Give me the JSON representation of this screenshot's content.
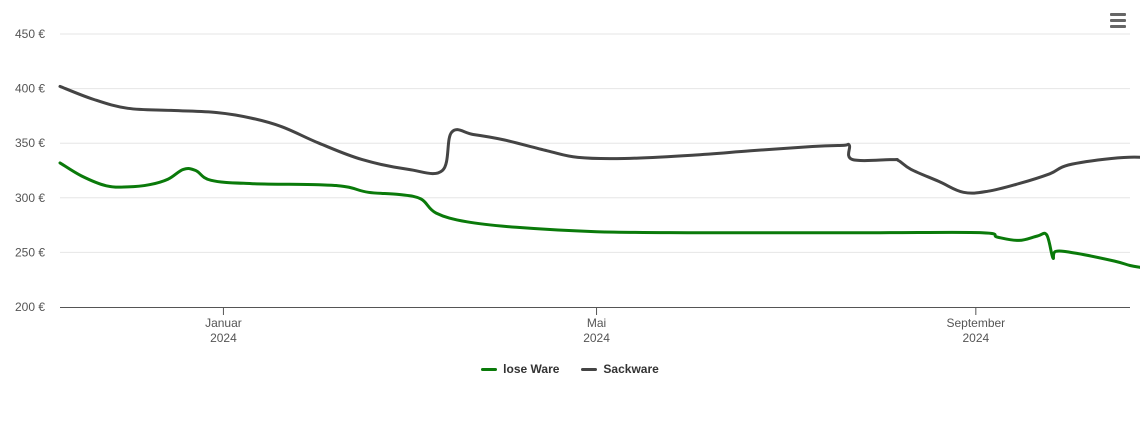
{
  "menu": {
    "icon": "hamburger-menu-icon"
  },
  "chart_data": {
    "type": "line",
    "title": "",
    "xlabel": "",
    "ylabel": "",
    "ylim": [
      200,
      450
    ],
    "yticks": [
      "200 €",
      "250 €",
      "300 €",
      "350 €",
      "400 €",
      "450 €"
    ],
    "ytick_values": [
      200,
      250,
      300,
      350,
      400,
      450
    ],
    "xlim": [
      "2023-11-09",
      "2024-10-21"
    ],
    "xticks": [
      {
        "date": "2024-01-01",
        "month": "Januar",
        "year": "2024"
      },
      {
        "date": "2024-05-01",
        "month": "Mai",
        "year": "2024"
      },
      {
        "date": "2024-09-01",
        "month": "September",
        "year": "2024"
      }
    ],
    "grid": true,
    "legend_position": "bottom-center",
    "series": [
      {
        "name": "lose Ware",
        "color": "#0a7a0a",
        "points": [
          [
            "2023-11-09",
            332
          ],
          [
            "2023-11-16",
            320
          ],
          [
            "2023-11-24",
            311
          ],
          [
            "2023-12-01",
            310
          ],
          [
            "2023-12-08",
            312
          ],
          [
            "2023-12-14",
            317
          ],
          [
            "2023-12-19",
            326
          ],
          [
            "2023-12-23",
            325
          ],
          [
            "2023-12-28",
            316
          ],
          [
            "2024-01-10",
            313
          ],
          [
            "2024-02-01",
            312
          ],
          [
            "2024-02-10",
            310
          ],
          [
            "2024-02-17",
            305
          ],
          [
            "2024-02-27",
            303
          ],
          [
            "2024-03-05",
            299
          ],
          [
            "2024-03-10",
            286
          ],
          [
            "2024-03-20",
            278
          ],
          [
            "2024-04-05",
            273
          ],
          [
            "2024-05-01",
            269
          ],
          [
            "2024-06-01",
            268
          ],
          [
            "2024-07-01",
            268
          ],
          [
            "2024-08-01",
            268
          ],
          [
            "2024-09-03",
            268
          ],
          [
            "2024-09-08",
            264
          ],
          [
            "2024-09-15",
            261
          ],
          [
            "2024-09-21",
            265
          ],
          [
            "2024-09-24",
            266
          ],
          [
            "2024-09-26",
            245
          ],
          [
            "2024-09-27",
            251
          ],
          [
            "2024-10-04",
            249
          ],
          [
            "2024-10-16",
            242
          ],
          [
            "2024-10-21",
            238
          ],
          [
            "2024-10-25",
            236
          ],
          [
            "2024-10-29",
            234
          ]
        ]
      },
      {
        "name": "Sackware",
        "color": "#444444",
        "points": [
          [
            "2023-11-09",
            402
          ],
          [
            "2023-11-20",
            390
          ],
          [
            "2023-12-01",
            382
          ],
          [
            "2023-12-15",
            380
          ],
          [
            "2023-12-30",
            378
          ],
          [
            "2024-01-10",
            373
          ],
          [
            "2024-01-20",
            365
          ],
          [
            "2024-02-01",
            350
          ],
          [
            "2024-02-15",
            335
          ],
          [
            "2024-03-01",
            326
          ],
          [
            "2024-03-12",
            325
          ],
          [
            "2024-03-15",
            360
          ],
          [
            "2024-03-22",
            358
          ],
          [
            "2024-04-01",
            353
          ],
          [
            "2024-04-15",
            343
          ],
          [
            "2024-04-25",
            337
          ],
          [
            "2024-05-10",
            336
          ],
          [
            "2024-06-01",
            339
          ],
          [
            "2024-06-20",
            343
          ],
          [
            "2024-07-10",
            347
          ],
          [
            "2024-07-20",
            348
          ],
          [
            "2024-07-22",
            348
          ],
          [
            "2024-07-23",
            335
          ],
          [
            "2024-08-05",
            335
          ],
          [
            "2024-08-07",
            334
          ],
          [
            "2024-08-11",
            326
          ],
          [
            "2024-08-20",
            315
          ],
          [
            "2024-08-28",
            305
          ],
          [
            "2024-09-05",
            306
          ],
          [
            "2024-09-15",
            313
          ],
          [
            "2024-09-25",
            322
          ],
          [
            "2024-10-01",
            330
          ],
          [
            "2024-10-15",
            336
          ],
          [
            "2024-10-25",
            337
          ],
          [
            "2024-10-29",
            333
          ]
        ]
      }
    ]
  }
}
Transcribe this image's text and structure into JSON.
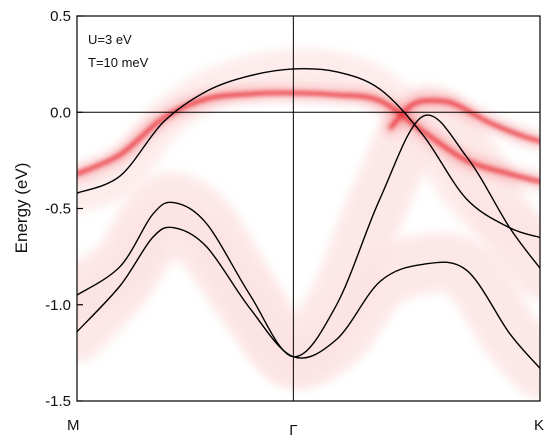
{
  "chart_data": {
    "type": "line",
    "title": "",
    "xlabel": "",
    "ylabel": "Energy (eV)",
    "ylim": [
      -1.5,
      0.5
    ],
    "x_ticks": [
      {
        "pos": 0.0,
        "label": "M"
      },
      {
        "pos": 1.0,
        "label": "Γ"
      },
      {
        "pos": 2.14,
        "label": "K"
      }
    ],
    "y_ticks": [
      {
        "value": 0.5,
        "label": "0.5"
      },
      {
        "value": 0.0,
        "label": "0.0"
      },
      {
        "value": -0.5,
        "label": "-0.5"
      },
      {
        "value": -1.0,
        "label": "-1.0"
      },
      {
        "value": -1.5,
        "label": "-1.5"
      }
    ],
    "annotations": [
      "U=3 eV",
      "T=10 meV"
    ],
    "reference_lines": {
      "fermi_level": 0.0,
      "gamma_position": 1.0
    },
    "bands": [
      {
        "x": [
          0,
          0.2,
          0.4,
          0.6,
          0.8,
          1.0,
          1.2,
          1.4,
          1.6,
          1.8,
          2.0,
          2.14
        ],
        "y": [
          -0.42,
          -0.33,
          -0.05,
          0.11,
          0.19,
          0.225,
          0.21,
          0.12,
          -0.12,
          -0.45,
          -0.6,
          -0.65
        ]
      },
      {
        "x": [
          0,
          0.2,
          0.35,
          0.45,
          0.6,
          0.8,
          1.0,
          1.2,
          1.4,
          1.6,
          1.8,
          2.0,
          2.14
        ],
        "y": [
          -0.95,
          -0.8,
          -0.53,
          -0.47,
          -0.58,
          -0.95,
          -1.27,
          -1.0,
          -0.45,
          -0.02,
          -0.23,
          -0.6,
          -0.81
        ]
      },
      {
        "x": [
          0,
          0.2,
          0.35,
          0.45,
          0.6,
          0.8,
          1.0,
          1.2,
          1.4,
          1.6,
          1.8,
          2.0,
          2.14
        ],
        "y": [
          -1.14,
          -0.9,
          -0.65,
          -0.6,
          -0.7,
          -1.02,
          -1.27,
          -1.18,
          -0.88,
          -0.79,
          -0.82,
          -1.15,
          -1.33
        ]
      }
    ],
    "spectral_weight": [
      {
        "x": [
          0,
          0.2,
          0.4,
          0.6,
          0.8,
          1.0,
          1.2,
          1.4,
          1.6,
          1.8,
          2.0,
          2.14
        ],
        "y": [
          -0.32,
          -0.22,
          -0.03,
          0.07,
          0.095,
          0.1,
          0.09,
          0.06,
          -0.1,
          -0.25,
          -0.32,
          -0.36
        ]
      },
      {
        "x": [
          1.45,
          1.55,
          1.65,
          1.75,
          1.9,
          2.05,
          2.14
        ],
        "y": [
          -0.08,
          0.04,
          0.06,
          0.04,
          -0.05,
          -0.12,
          -0.15
        ]
      }
    ],
    "colors": {
      "bands": "#000000",
      "spectral": "#e8282e",
      "spectral_light": "#fde4e4",
      "grid": "#000000"
    }
  }
}
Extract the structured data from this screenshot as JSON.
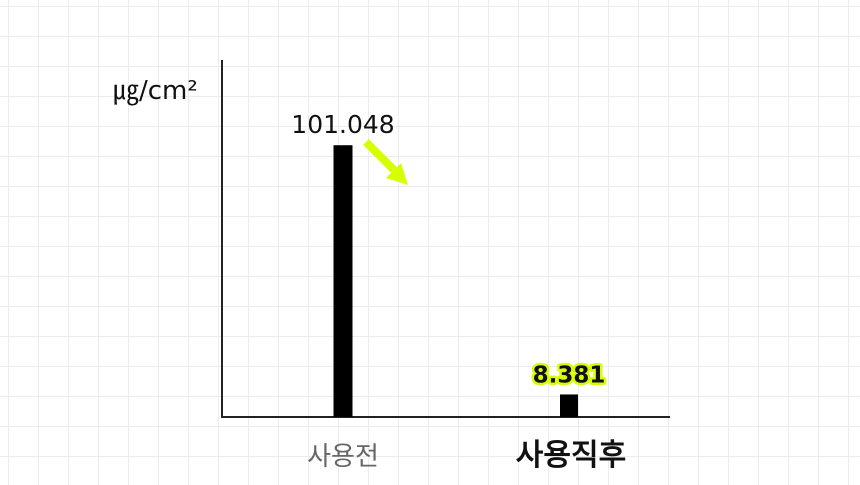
{
  "chart_data": {
    "type": "bar",
    "ylabel": "㎍/cm²",
    "categories": [
      "사용전",
      "사용직후"
    ],
    "values": [
      101.048,
      8.381
    ],
    "data_labels": [
      "101.048",
      "8.381"
    ],
    "ylim": [
      0,
      116
    ],
    "grid": false,
    "colors": {
      "bar": "#000000",
      "highlight": "#d8ff00",
      "axis": "#222222"
    },
    "annotations": [
      {
        "type": "arrow",
        "direction": "down-right",
        "color": "#d8ff00"
      }
    ]
  }
}
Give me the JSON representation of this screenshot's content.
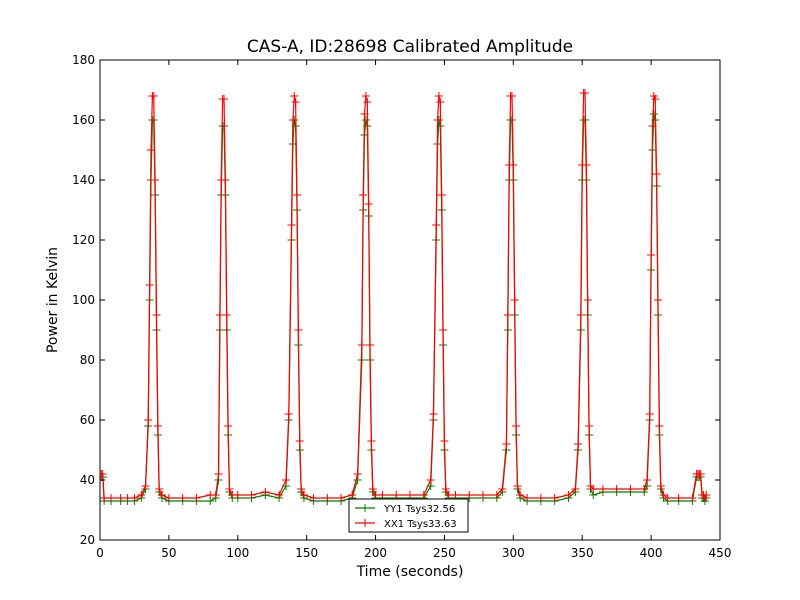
{
  "chart_data": {
    "type": "line",
    "title": "CAS-A, ID:28698 Calibrated Amplitude",
    "xlabel": "Time (seconds)",
    "ylabel": "Power in Kelvin",
    "xlim": [
      0,
      450
    ],
    "ylim": [
      20,
      180
    ],
    "xticks": [
      0,
      50,
      100,
      150,
      200,
      250,
      300,
      350,
      400,
      450
    ],
    "yticks": [
      20,
      40,
      60,
      80,
      100,
      120,
      140,
      160,
      180
    ],
    "grid": false,
    "legend_position": "bottom-center",
    "marker": "plus",
    "series": [
      {
        "name": "YY1 Tsys32.56",
        "color": "#008000",
        "x": [
          1,
          2,
          3,
          8,
          15,
          20,
          25,
          30,
          33,
          35,
          36,
          37,
          38,
          39,
          40,
          41,
          42,
          43,
          45,
          50,
          60,
          70,
          80,
          84,
          86,
          87,
          88,
          89,
          90,
          91,
          92,
          93,
          94,
          96,
          100,
          110,
          120,
          130,
          135,
          137,
          139,
          140,
          141,
          142,
          143,
          144,
          145,
          146,
          148,
          155,
          165,
          175,
          183,
          187,
          190,
          191,
          192,
          193,
          194,
          195,
          196,
          197,
          198,
          200,
          205,
          215,
          225,
          235,
          240,
          242,
          244,
          245,
          246,
          247,
          248,
          249,
          250,
          251,
          253,
          258,
          268,
          278,
          288,
          292,
          295,
          296,
          297,
          298,
          299,
          300,
          301,
          302,
          303,
          305,
          310,
          320,
          330,
          340,
          345,
          347,
          349,
          350,
          351,
          352,
          353,
          354,
          355,
          356,
          358,
          365,
          375,
          385,
          395,
          397,
          399,
          400,
          401,
          402,
          403,
          404,
          405,
          406,
          407,
          409,
          412,
          420,
          430,
          433,
          434,
          435,
          436,
          437,
          438,
          439,
          440
        ],
        "y": [
          41,
          41,
          33,
          33,
          33,
          33,
          33,
          34,
          37,
          58,
          100,
          140,
          160,
          160,
          135,
          90,
          55,
          36,
          34,
          33,
          33,
          33,
          33,
          34,
          40,
          90,
          135,
          158,
          158,
          135,
          90,
          55,
          36,
          34,
          34,
          34,
          35,
          34,
          38,
          60,
          120,
          152,
          160,
          158,
          130,
          85,
          50,
          36,
          34,
          33,
          33,
          33,
          34,
          40,
          80,
          130,
          155,
          160,
          158,
          128,
          80,
          50,
          36,
          34,
          34,
          34,
          34,
          34,
          38,
          60,
          120,
          152,
          160,
          158,
          130,
          85,
          50,
          36,
          34,
          34,
          34,
          34,
          34,
          36,
          50,
          90,
          140,
          160,
          160,
          140,
          95,
          55,
          37,
          34,
          33,
          33,
          33,
          34,
          36,
          50,
          90,
          140,
          160,
          160,
          140,
          95,
          55,
          37,
          35,
          36,
          36,
          36,
          36,
          38,
          60,
          110,
          150,
          162,
          160,
          138,
          95,
          55,
          37,
          34,
          33,
          33,
          33,
          41,
          41,
          41,
          41,
          34,
          34,
          33,
          34
        ]
      },
      {
        "name": "XX1 Tsys33.63",
        "color": "#ff0000",
        "x": [
          1,
          2,
          3,
          8,
          15,
          20,
          25,
          30,
          33,
          35,
          36,
          37,
          38,
          39,
          40,
          41,
          42,
          43,
          45,
          50,
          60,
          70,
          80,
          84,
          86,
          87,
          88,
          89,
          90,
          91,
          92,
          93,
          94,
          96,
          100,
          110,
          120,
          130,
          135,
          137,
          139,
          140,
          141,
          142,
          143,
          144,
          145,
          146,
          148,
          155,
          165,
          175,
          183,
          187,
          190,
          191,
          192,
          193,
          194,
          195,
          196,
          197,
          198,
          200,
          205,
          215,
          225,
          235,
          240,
          242,
          244,
          245,
          246,
          247,
          248,
          249,
          250,
          251,
          253,
          258,
          268,
          278,
          288,
          292,
          295,
          296,
          297,
          298,
          299,
          300,
          301,
          302,
          303,
          305,
          310,
          320,
          330,
          340,
          345,
          347,
          349,
          350,
          351,
          352,
          353,
          354,
          355,
          356,
          358,
          365,
          375,
          385,
          395,
          397,
          399,
          400,
          401,
          402,
          403,
          404,
          405,
          406,
          407,
          409,
          412,
          420,
          430,
          433,
          434,
          435,
          436,
          437,
          438,
          439,
          440
        ],
        "y": [
          42,
          42,
          34,
          34,
          34,
          34,
          34,
          35,
          38,
          60,
          105,
          150,
          168,
          168,
          140,
          95,
          58,
          37,
          35,
          34,
          34,
          34,
          35,
          35,
          42,
          95,
          140,
          167,
          167,
          140,
          95,
          58,
          37,
          35,
          35,
          35,
          36,
          35,
          40,
          62,
          125,
          160,
          168,
          166,
          135,
          90,
          53,
          37,
          35,
          34,
          34,
          34,
          35,
          42,
          85,
          135,
          162,
          168,
          166,
          132,
          85,
          53,
          37,
          35,
          35,
          35,
          35,
          35,
          40,
          62,
          125,
          160,
          168,
          166,
          135,
          90,
          53,
          37,
          35,
          35,
          35,
          35,
          35,
          37,
          52,
          95,
          145,
          168,
          168,
          145,
          100,
          58,
          38,
          35,
          34,
          34,
          34,
          35,
          37,
          52,
          95,
          145,
          169,
          169,
          145,
          100,
          58,
          38,
          37,
          37,
          37,
          37,
          37,
          40,
          62,
          115,
          158,
          168,
          167,
          142,
          100,
          58,
          38,
          35,
          34,
          34,
          34,
          42,
          42,
          42,
          42,
          35,
          35,
          34,
          35
        ]
      }
    ]
  }
}
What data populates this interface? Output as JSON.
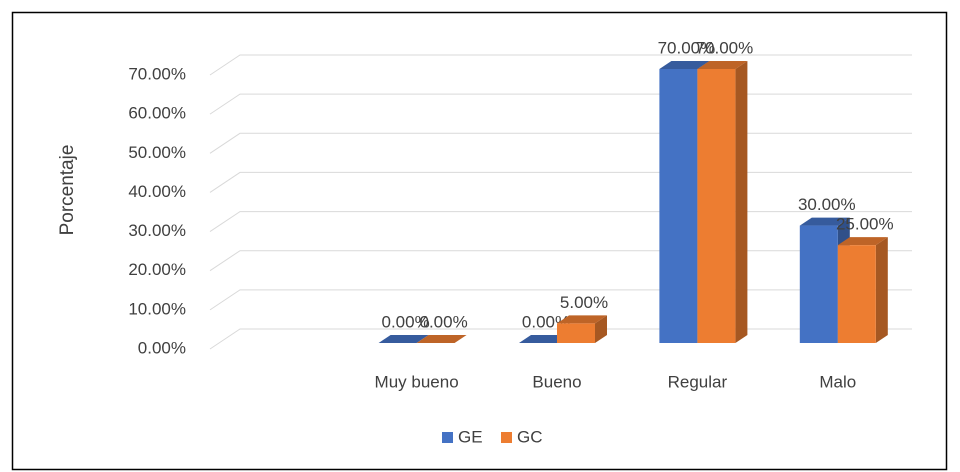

§ **WHAT YOU NEED TO DO**
Lines from the records above that hold "grid" are the ones to list.

§ **WORKED ANSWER**
    "grid": true,
      "grid": "#000000"
    "grid": false,
    "grid": false,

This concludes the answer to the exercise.